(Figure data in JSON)

◇ ◇ ◇

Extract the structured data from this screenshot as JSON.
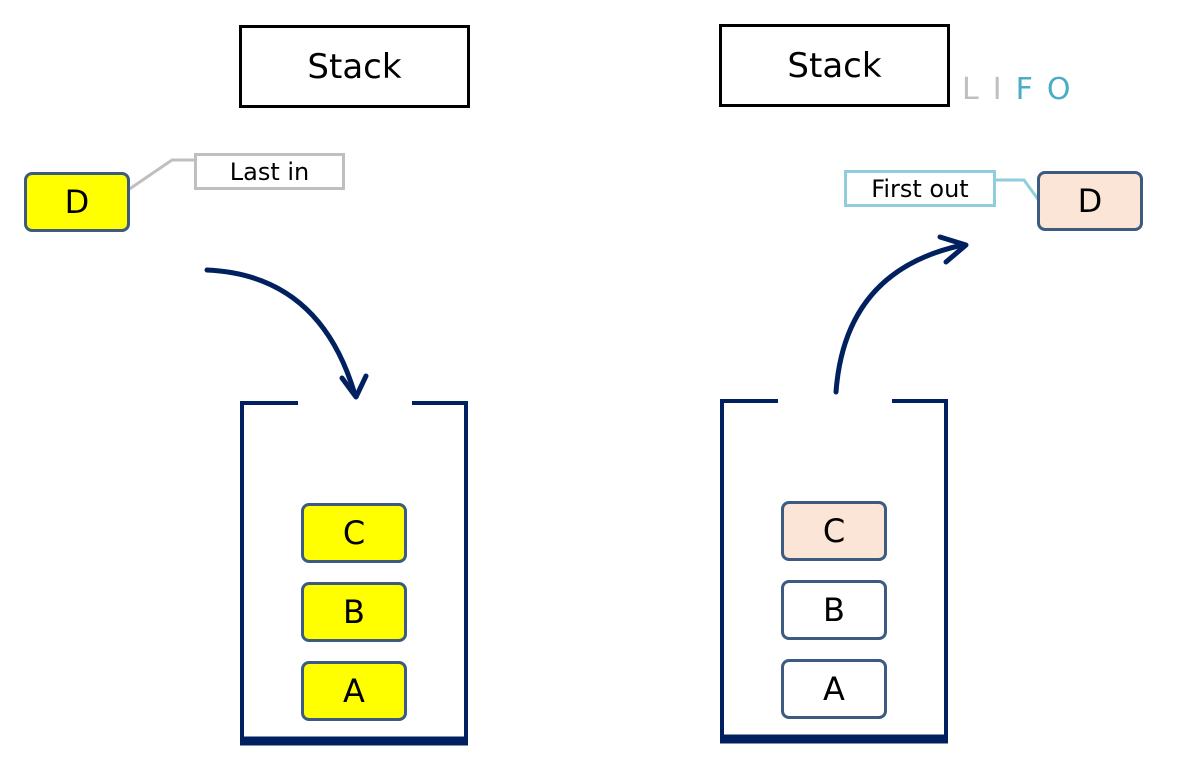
{
  "left_panel": {
    "title": "Stack",
    "incoming_node": "D",
    "callout": "Last in",
    "stack_items": [
      "C",
      "B",
      "A"
    ]
  },
  "right_panel": {
    "title": "Stack",
    "acronym": [
      "L",
      "I",
      "F",
      "O"
    ],
    "outgoing_node": "D",
    "callout": "First out",
    "stack_items": [
      "C",
      "B",
      "A"
    ]
  },
  "colors": {
    "pushed_fill": "#ffff00",
    "popped_fill": "#fbe5d6",
    "container_stroke": "#002060",
    "node_border": "#3d5a80",
    "lifo_gray": "#bfbfbf",
    "lifo_teal": "#4bacc6"
  }
}
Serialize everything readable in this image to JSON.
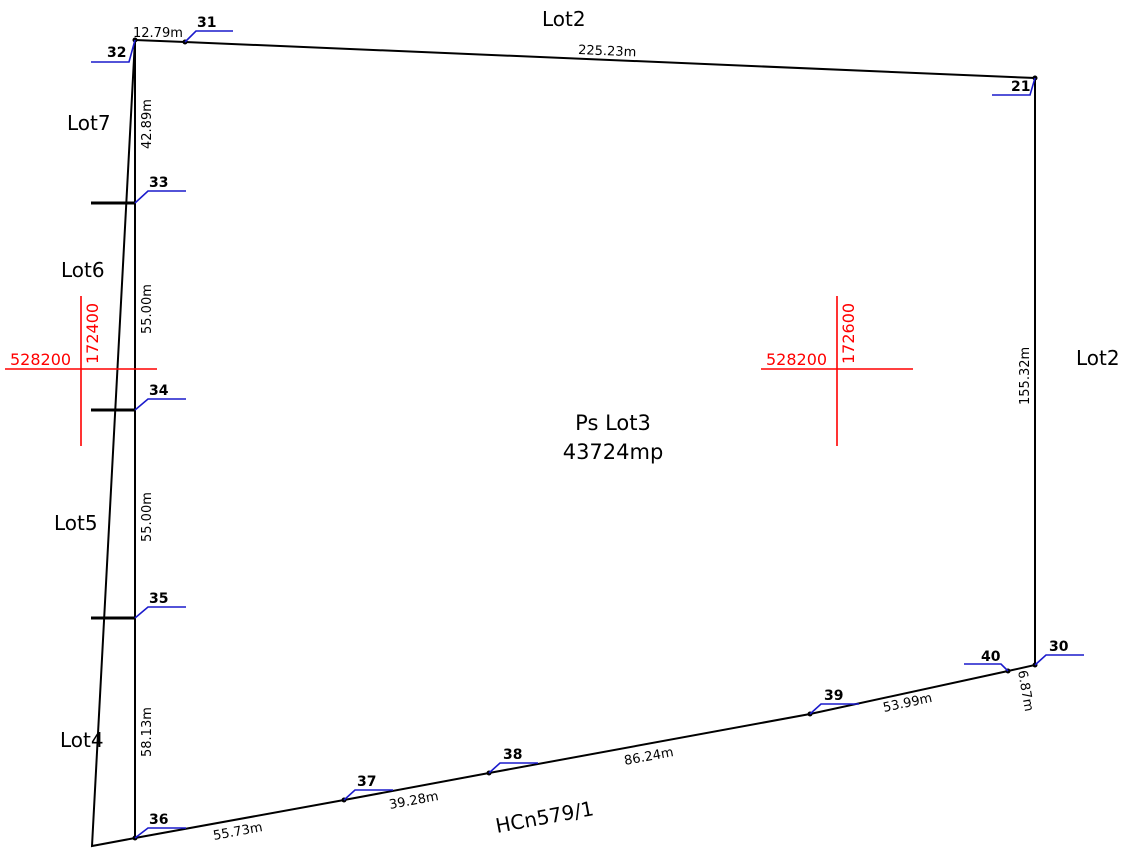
{
  "parcel": {
    "name": "Ps Lot3",
    "area": "43724mp"
  },
  "road": "HCn579/1",
  "neighbors": {
    "north": "Lot2",
    "east": "Lot2",
    "west_1": "Lot7",
    "west_2": "Lot6",
    "west_3": "Lot5",
    "west_4": "Lot4"
  },
  "points": {
    "p21": "21",
    "p30": "30",
    "p31": "31",
    "p32": "32",
    "p33": "33",
    "p34": "34",
    "p35": "35",
    "p36": "36",
    "p37": "37",
    "p38": "38",
    "p39": "39",
    "p40": "40"
  },
  "distances": {
    "d32_31": "12.79m",
    "d31_21": "225.23m",
    "d21_30": "155.32m",
    "d30_40": "6.87m",
    "d40_39": "53.99m",
    "d39_38": "86.24m",
    "d38_37": "39.28m",
    "d37_36": "55.73m",
    "d36_35": "58.13m",
    "d35_34": "55.00m",
    "d34_33": "55.00m",
    "d33_32": "42.89m"
  },
  "grid": {
    "west": {
      "x": "528200",
      "y": "172400"
    },
    "east": {
      "x": "528200",
      "y": "172600"
    }
  },
  "colors": {
    "boundary": "#000000",
    "leader": "#1a1acc",
    "grid": "#ff0000"
  }
}
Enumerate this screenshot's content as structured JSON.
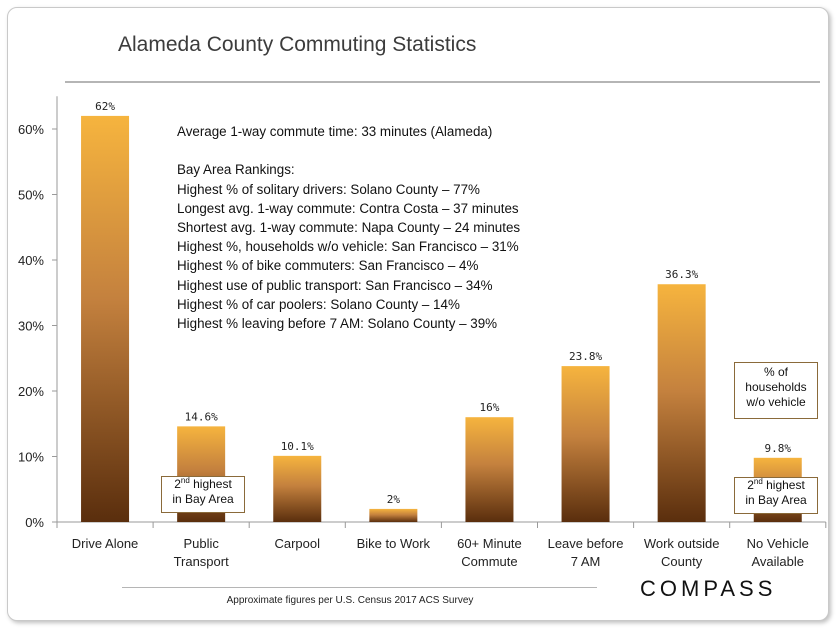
{
  "title": "Alameda County Commuting Statistics",
  "chart_data": {
    "type": "bar",
    "categories": [
      "Drive Alone",
      "Public Transport",
      "Carpool",
      "Bike to Work",
      "60+ Minute Commute",
      "Leave before 7 AM",
      "Work outside County",
      "No Vehicle Available"
    ],
    "category_lines": [
      [
        "Drive Alone"
      ],
      [
        "Public",
        "Transport"
      ],
      [
        "Carpool"
      ],
      [
        "Bike to Work"
      ],
      [
        "60+ Minute",
        "Commute"
      ],
      [
        "Leave before",
        "7 AM"
      ],
      [
        "Work outside",
        "County"
      ],
      [
        "No Vehicle",
        "Available"
      ]
    ],
    "values": [
      62,
      14.6,
      10.1,
      2,
      16,
      23.8,
      36.3,
      9.8
    ],
    "value_labels": [
      "62%",
      "14.6%",
      "10.1%",
      "2%",
      "16%",
      "23.8%",
      "36.3%",
      "9.8%"
    ],
    "ylim": [
      0,
      65
    ],
    "yticks": [
      0,
      10,
      20,
      30,
      40,
      50,
      60
    ],
    "ytick_labels": [
      "0%",
      "10%",
      "20%",
      "30%",
      "40%",
      "50%",
      "60%"
    ],
    "grid": false,
    "bar_color_top": "#f6b43e",
    "bar_color_bottom": "#5a2e0d"
  },
  "notes": [
    "Average 1-way commute time: 33 minutes (Alameda)",
    "",
    "Bay Area Rankings:",
    "Highest % of solitary drivers: Solano County – 77%",
    "Longest avg. 1-way commute: Contra Costa – 37 minutes",
    "Shortest avg. 1-way commute: Napa County – 24 minutes",
    "Highest %, households w/o vehicle: San Francisco – 31%",
    "Highest % of bike commuters: San Francisco – 4%",
    "Highest use of public transport: San Francisco – 34%",
    "Highest % of car poolers: Solano County – 14%",
    "Highest % leaving before 7 AM: Solano County – 39%"
  ],
  "callouts": {
    "public_transport": {
      "prefix": "2",
      "sup": "nd",
      "line1_rest": " highest",
      "line2": "in Bay Area"
    },
    "no_vehicle_top": {
      "line1": "% of",
      "line2": "households",
      "line3": "w/o vehicle"
    },
    "no_vehicle_bottom": {
      "prefix": "2",
      "sup": "nd",
      "line1_rest": " highest",
      "line2": "in Bay Area"
    }
  },
  "footnote": "Approximate figures per U.S. Census 2017 ACS Survey",
  "logo": "COMPASS"
}
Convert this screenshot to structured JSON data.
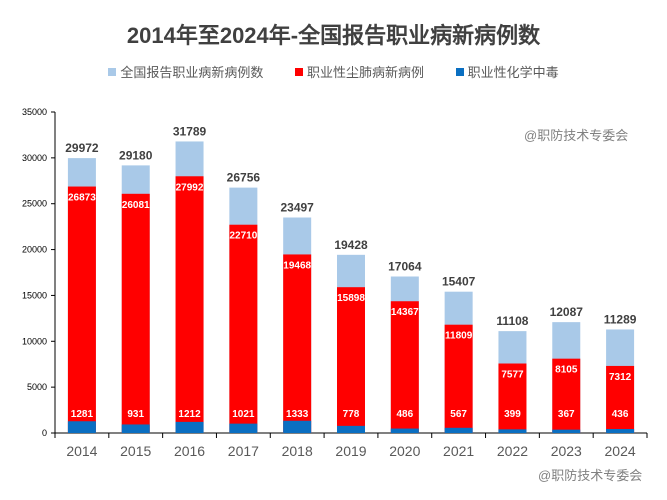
{
  "chart_data": {
    "type": "bar",
    "title": "2014年至2024年-全国报告职业病新病例数",
    "categories": [
      "2014",
      "2015",
      "2016",
      "2017",
      "2018",
      "2019",
      "2020",
      "2021",
      "2022",
      "2023",
      "2024"
    ],
    "series": [
      {
        "name": "全国报告职业病新病例数",
        "color": "#a9c9e8",
        "values": [
          29972,
          29180,
          31789,
          26756,
          23497,
          19428,
          17064,
          15407,
          11108,
          12087,
          11289
        ]
      },
      {
        "name": "职业性尘肺病新病例",
        "color": "#ff0000",
        "values": [
          26873,
          26081,
          27992,
          22710,
          19468,
          15898,
          14367,
          11809,
          7577,
          8105,
          7312
        ]
      },
      {
        "name": "职业性化学中毒",
        "color": "#0a6fc2",
        "values": [
          1281,
          931,
          1212,
          1021,
          1333,
          778,
          486,
          567,
          399,
          367,
          436
        ]
      }
    ],
    "bar_mode": "overlapping",
    "ylim": [
      0,
      35000
    ],
    "yticks": [
      0,
      5000,
      10000,
      15000,
      20000,
      25000,
      30000,
      35000
    ],
    "legend_position": "top",
    "grid": false,
    "watermark": "@职防技术专委会"
  }
}
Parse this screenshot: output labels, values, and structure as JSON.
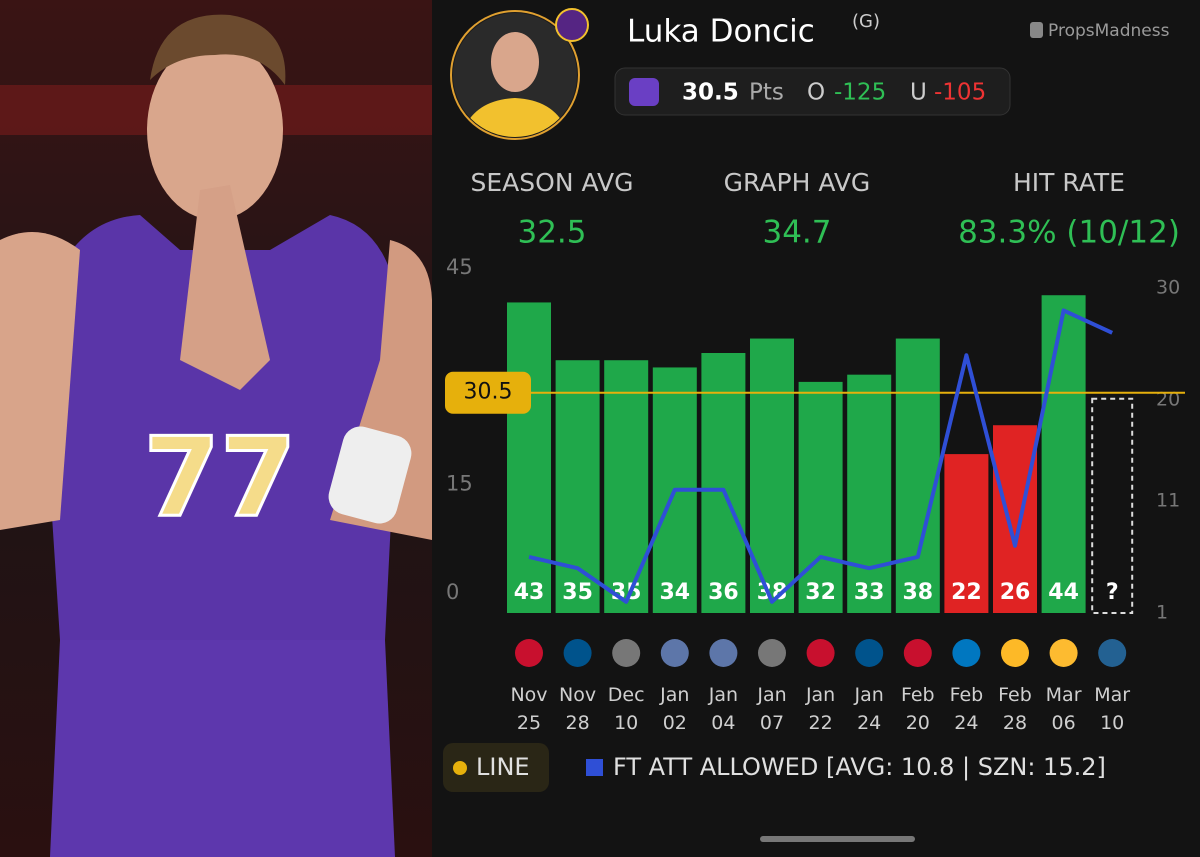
{
  "photo": {
    "jersey_number": "77"
  },
  "header": {
    "name": "Luka Doncic",
    "position": "(G)",
    "brand": "PropsMadness",
    "line": "30.5",
    "unit": "Pts",
    "over_label": "O",
    "over_odds": "-125",
    "under_label": "U",
    "under_odds": "-105"
  },
  "stats": [
    {
      "label": "SEASON AVG",
      "value": "32.5"
    },
    {
      "label": "GRAPH AVG",
      "value": "34.7"
    },
    {
      "label": "HIT RATE",
      "value": "83.3% (10/12)"
    }
  ],
  "chart_data": {
    "type": "bar",
    "categories": [
      "Nov 25",
      "Nov 28",
      "Dec 10",
      "Jan 02",
      "Jan 04",
      "Jan 07",
      "Jan 22",
      "Jan 24",
      "Feb 20",
      "Feb 24",
      "Feb 28",
      "Mar 06",
      "Mar 10"
    ],
    "series": [
      {
        "values": [
          43,
          35,
          35,
          34,
          36,
          38,
          32,
          33,
          38,
          22,
          26,
          44,
          null
        ],
        "value_labels": [
          "43",
          "35",
          "35",
          "34",
          "36",
          "38",
          "32",
          "33",
          "38",
          "22",
          "26",
          "44",
          "?"
        ],
        "colors": [
          "#1fa84a",
          "#1fa84a",
          "#1fa84a",
          "#1fa84a",
          "#1fa84a",
          "#1fa84a",
          "#1fa84a",
          "#1fa84a",
          "#1fa84a",
          "#e02323",
          "#e02323",
          "#1fa84a",
          "#1fa84a"
        ]
      },
      {
        "name": "FT ATT ALLOWED [AVG: 10.8 | SZN: 15.2]",
        "type": "line",
        "axis": "y2",
        "color": "#2f4fd6",
        "values": [
          6,
          5,
          2,
          12,
          12,
          2,
          6,
          5,
          6,
          24,
          7,
          28,
          26
        ]
      }
    ],
    "reference_line": {
      "name": "LINE",
      "value": 30.5,
      "color": "#e6b00c"
    },
    "ylim": [
      0,
      45
    ],
    "yticks": [
      0,
      15,
      45
    ],
    "y2lim": [
      1,
      30
    ],
    "y2ticks": [
      1,
      11,
      20,
      30
    ]
  }
}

◇ ◇ ◇

Short problem.
In the entries above, some lines may contain the string "this"; report how many, without additional comment.

Task output.
5